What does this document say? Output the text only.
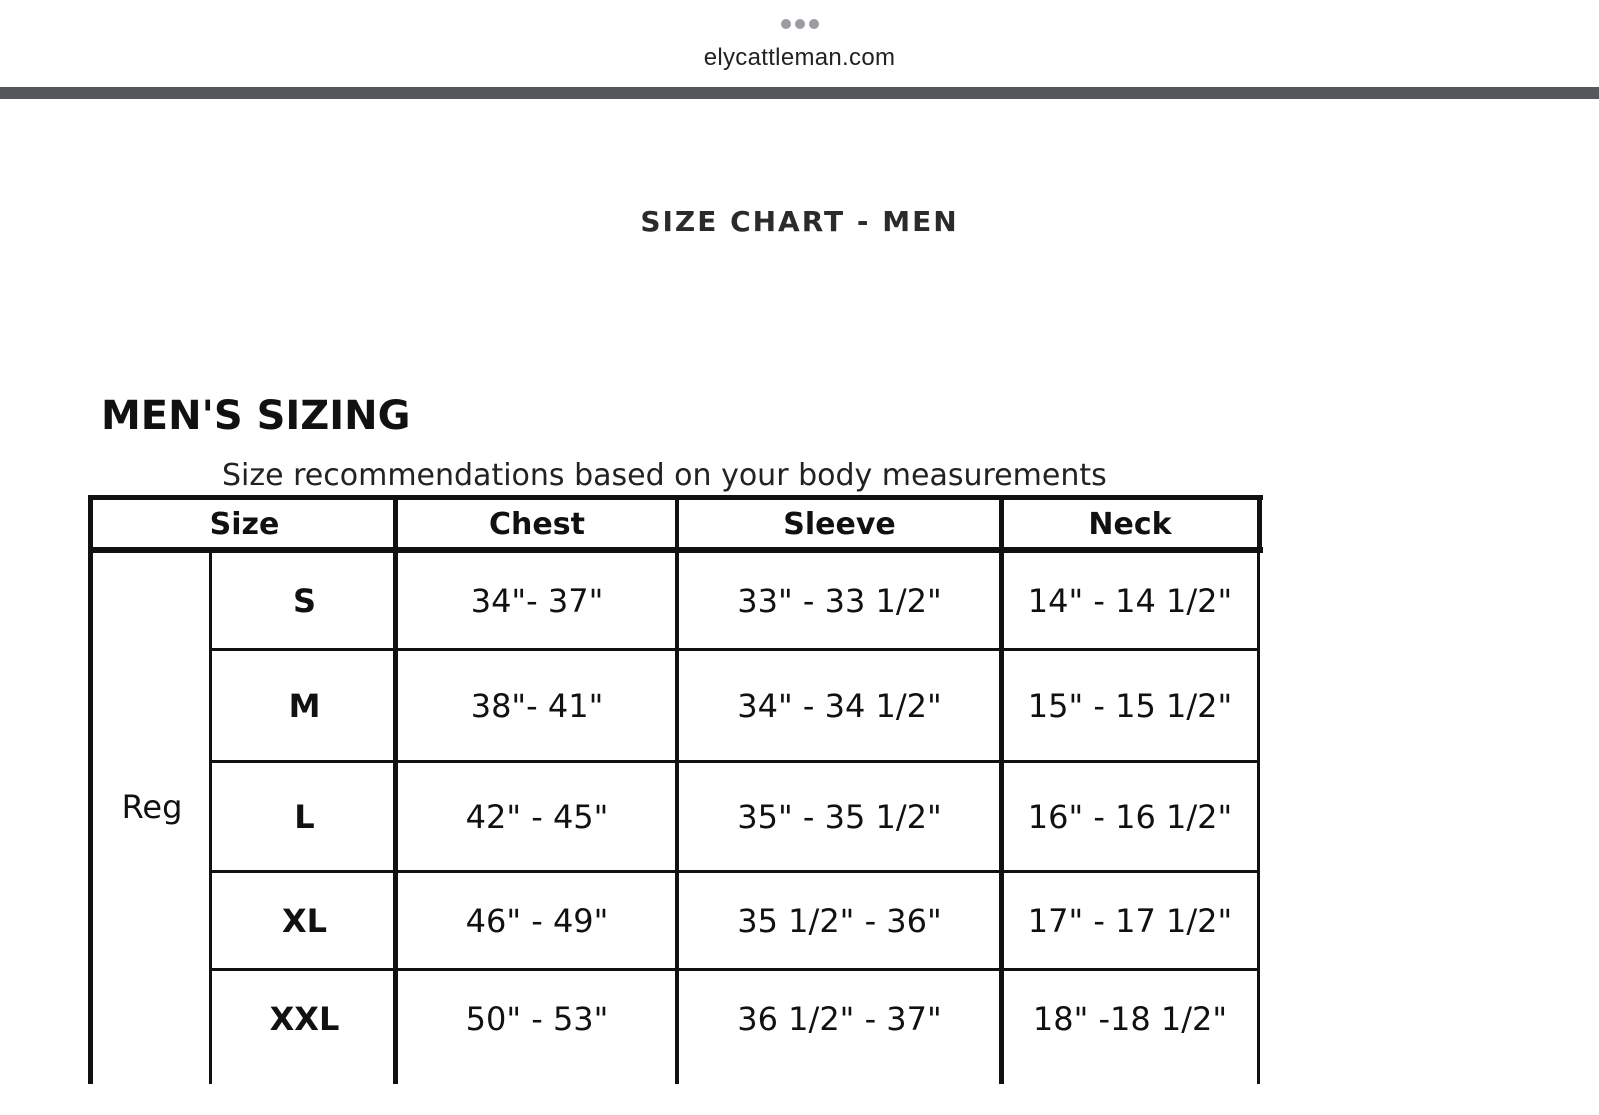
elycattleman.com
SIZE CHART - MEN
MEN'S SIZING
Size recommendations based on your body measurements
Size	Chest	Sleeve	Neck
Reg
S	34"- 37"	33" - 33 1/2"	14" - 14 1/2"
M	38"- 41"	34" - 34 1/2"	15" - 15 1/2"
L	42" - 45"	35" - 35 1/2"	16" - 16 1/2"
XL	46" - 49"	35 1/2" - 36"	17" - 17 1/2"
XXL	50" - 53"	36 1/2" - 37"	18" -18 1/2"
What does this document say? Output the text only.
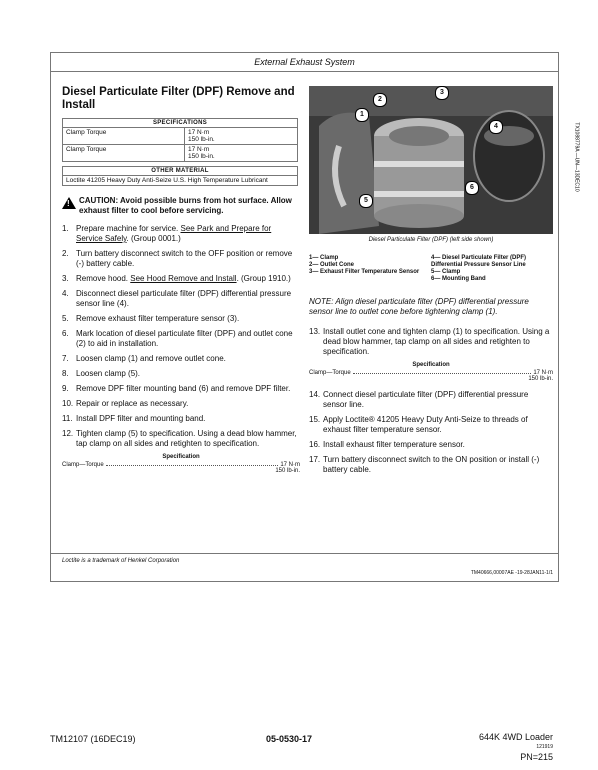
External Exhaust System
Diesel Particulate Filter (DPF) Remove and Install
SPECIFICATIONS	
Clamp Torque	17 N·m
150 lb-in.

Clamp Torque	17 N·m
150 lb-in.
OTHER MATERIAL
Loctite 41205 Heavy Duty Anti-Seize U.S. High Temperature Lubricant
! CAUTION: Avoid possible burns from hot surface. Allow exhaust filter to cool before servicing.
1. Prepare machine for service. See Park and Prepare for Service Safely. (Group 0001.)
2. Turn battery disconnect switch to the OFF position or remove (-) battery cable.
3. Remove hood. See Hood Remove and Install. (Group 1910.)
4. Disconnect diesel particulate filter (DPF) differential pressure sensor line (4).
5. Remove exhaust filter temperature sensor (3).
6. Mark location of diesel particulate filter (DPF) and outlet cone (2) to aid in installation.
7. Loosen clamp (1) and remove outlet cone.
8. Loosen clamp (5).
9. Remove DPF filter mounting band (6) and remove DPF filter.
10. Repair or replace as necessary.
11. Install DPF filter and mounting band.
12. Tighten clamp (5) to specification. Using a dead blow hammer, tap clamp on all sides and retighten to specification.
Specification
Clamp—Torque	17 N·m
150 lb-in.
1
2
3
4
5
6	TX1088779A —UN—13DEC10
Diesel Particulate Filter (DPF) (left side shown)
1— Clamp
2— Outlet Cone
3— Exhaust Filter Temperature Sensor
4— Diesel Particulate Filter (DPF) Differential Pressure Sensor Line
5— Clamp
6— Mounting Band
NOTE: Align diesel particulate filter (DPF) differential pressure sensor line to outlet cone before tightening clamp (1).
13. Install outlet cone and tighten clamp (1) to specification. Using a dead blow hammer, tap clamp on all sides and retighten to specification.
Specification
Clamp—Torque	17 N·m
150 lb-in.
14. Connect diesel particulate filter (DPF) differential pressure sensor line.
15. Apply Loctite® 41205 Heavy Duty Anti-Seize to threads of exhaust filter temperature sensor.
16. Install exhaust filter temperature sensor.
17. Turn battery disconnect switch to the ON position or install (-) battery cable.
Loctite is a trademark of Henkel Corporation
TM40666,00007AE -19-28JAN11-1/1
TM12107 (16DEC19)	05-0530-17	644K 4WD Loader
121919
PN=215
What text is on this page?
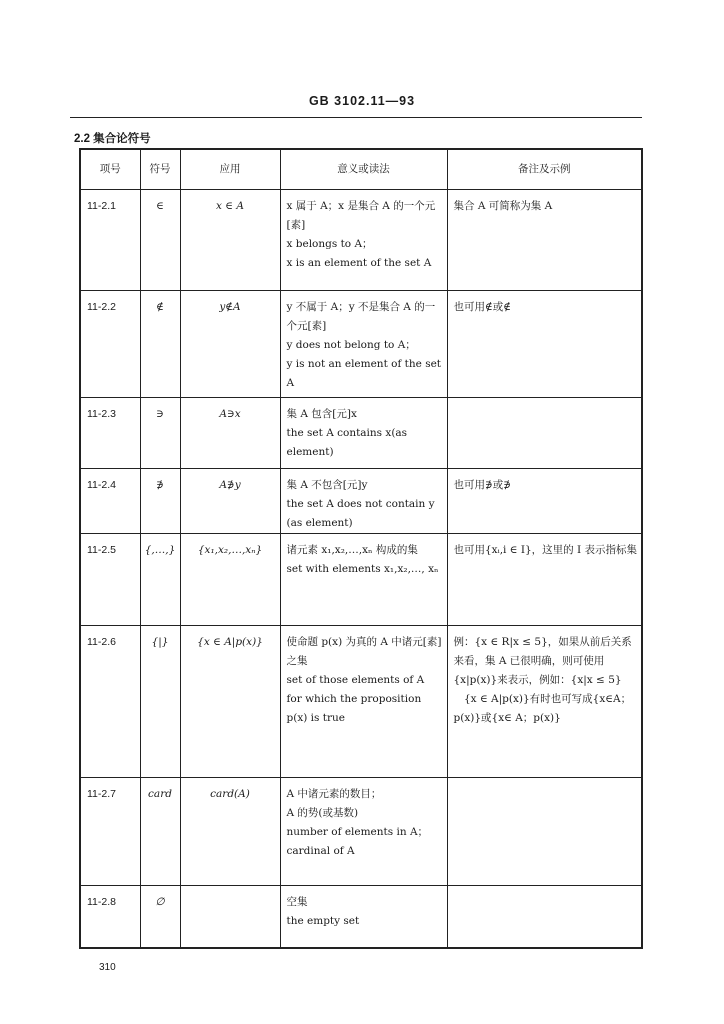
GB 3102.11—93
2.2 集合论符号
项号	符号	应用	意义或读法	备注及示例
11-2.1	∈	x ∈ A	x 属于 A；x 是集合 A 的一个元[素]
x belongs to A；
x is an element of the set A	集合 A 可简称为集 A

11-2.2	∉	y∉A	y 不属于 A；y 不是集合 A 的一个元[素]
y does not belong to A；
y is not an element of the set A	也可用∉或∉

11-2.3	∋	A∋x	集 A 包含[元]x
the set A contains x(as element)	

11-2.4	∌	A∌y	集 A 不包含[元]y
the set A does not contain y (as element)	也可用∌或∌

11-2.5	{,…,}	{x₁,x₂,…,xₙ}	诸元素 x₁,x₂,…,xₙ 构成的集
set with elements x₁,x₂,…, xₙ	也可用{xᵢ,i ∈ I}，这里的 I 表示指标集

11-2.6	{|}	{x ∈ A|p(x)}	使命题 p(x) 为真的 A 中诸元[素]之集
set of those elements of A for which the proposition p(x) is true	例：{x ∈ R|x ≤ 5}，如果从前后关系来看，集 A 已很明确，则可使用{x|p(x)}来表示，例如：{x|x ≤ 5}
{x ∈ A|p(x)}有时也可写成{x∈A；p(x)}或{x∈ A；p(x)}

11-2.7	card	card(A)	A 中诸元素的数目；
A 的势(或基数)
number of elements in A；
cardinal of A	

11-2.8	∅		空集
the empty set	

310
_ _ _ _
- **To do**:
Leave out the pictures and copy everything else in the records word for word.

- **Answer to this task**:
What does this document say? Output the text only.
elycattleman.com
SIZE CHART - MEN
MEN'S SIZING
Size recommendations based on your body measurements
Size	Chest	Sleeve	Neck
Reg
S	34"- 37"	33" - 33 1/2"	14" - 14 1/2"
M	38"- 41"	34" - 34 1/2"	15" - 15 1/2"
L	42" - 45"	35" - 35 1/2"	16" - 16 1/2"
XL	46" - 49"	35 1/2" - 36"	17" - 17 1/2"
XXL	50" - 53"	36 1/2" - 37"	18" -18 1/2"
What does this document say? Output the text only.
External Exhaust System
Diesel Particulate Filter (DPF) Remove and Install
SPECIFICATIONS	
Clamp Torque	17 N·m
150 lb-in.

Clamp Torque	17 N·m
150 lb-in.
OTHER MATERIAL
Loctite 41205 Heavy Duty Anti-Seize U.S. High Temperature Lubricant
! CAUTION: Avoid possible burns from hot surface. Allow exhaust filter to cool before servicing.
1. Prepare machine for service. See Park and Prepare for Service Safely. (Group 0001.)
2. Turn battery disconnect switch to the OFF position or remove (-) battery cable.
3. Remove hood. See Hood Remove and Install. (Group 1910.)
4. Disconnect diesel particulate filter (DPF) differential pressure sensor line (4).
5. Remove exhaust filter temperature sensor (3).
6. Mark location of diesel particulate filter (DPF) and outlet cone (2) to aid in installation.
7. Loosen clamp (1) and remove outlet cone.
8. Loosen clamp (5).
9. Remove DPF filter mounting band (6) and remove DPF filter.
10. Repair or replace as necessary.
11. Install DPF filter and mounting band.
12. Tighten clamp (5) to specification. Using a dead blow hammer, tap clamp on all sides and retighten to specification.
Specification
Clamp—Torque	17 N·m
150 lb-in.
1
2
3
4
5
6	TX1088779A —UN—13DEC10
Diesel Particulate Filter (DPF) (left side shown)
1— Clamp
2— Outlet Cone
3— Exhaust Filter Temperature Sensor
4— Diesel Particulate Filter (DPF) Differential Pressure Sensor Line
5— Clamp
6— Mounting Band
NOTE: Align diesel particulate filter (DPF) differential pressure sensor line to outlet cone before tightening clamp (1).
13. Install outlet cone and tighten clamp (1) to specification. Using a dead blow hammer, tap clamp on all sides and retighten to specification.
Specification
Clamp—Torque	17 N·m
150 lb-in.
14. Connect diesel particulate filter (DPF) differential pressure sensor line.
15. Apply Loctite® 41205 Heavy Duty Anti-Seize to threads of exhaust filter temperature sensor.
16. Install exhaust filter temperature sensor.
17. Turn battery disconnect switch to the ON position or install (-) battery cable.
Loctite is a trademark of Henkel Corporation
TM40666,00007AE -19-28JAN11-1/1
TM12107 (16DEC19)	05-0530-17	644K 4WD Loader
121919
PN=215
What text is on this page?
GB 3102.11—93
2.2 集合论符号
项号	符号	应用	意义或读法	备注及示例
11-2.1	∈	x ∈ A	x 属于 A；x 是集合 A 的一个元[素]
x belongs to A；
x is an element of the set A	集合 A 可简称为集 A

11-2.2	∉	y∉A	y 不属于 A；y 不是集合 A 的一个元[素]
y does not belong to A；
y is not an element of the set A	也可用∉或∉

11-2.3	∋	A∋x	集 A 包含[元]x
the set A contains x(as element)	

11-2.4	∌	A∌y	集 A 不包含[元]y
the set A does not contain y (as element)	也可用∌或∌

11-2.5	{,…,}	{x₁,x₂,…,xₙ}	诸元素 x₁,x₂,…,xₙ 构成的集
set with elements x₁,x₂,…, xₙ	也可用{xᵢ,i ∈ I}，这里的 I 表示指标集

11-2.6	{|}	{x ∈ A|p(x)}	使命题 p(x) 为真的 A 中诸元[素]之集
set of those elements of A for which the proposition p(x) is true	例：{x ∈ R|x ≤ 5}，如果从前后关系来看，集 A 已很明确，则可使用{x|p(x)}来表示，例如：{x|x ≤ 5}
{x ∈ A|p(x)}有时也可写成{x∈A；p(x)}或{x∈ A；p(x)}

11-2.7	card	card(A)	A 中诸元素的数目；
A 的势(或基数)
number of elements in A；
cardinal of A	

11-2.8	∅		空集
the empty set	

310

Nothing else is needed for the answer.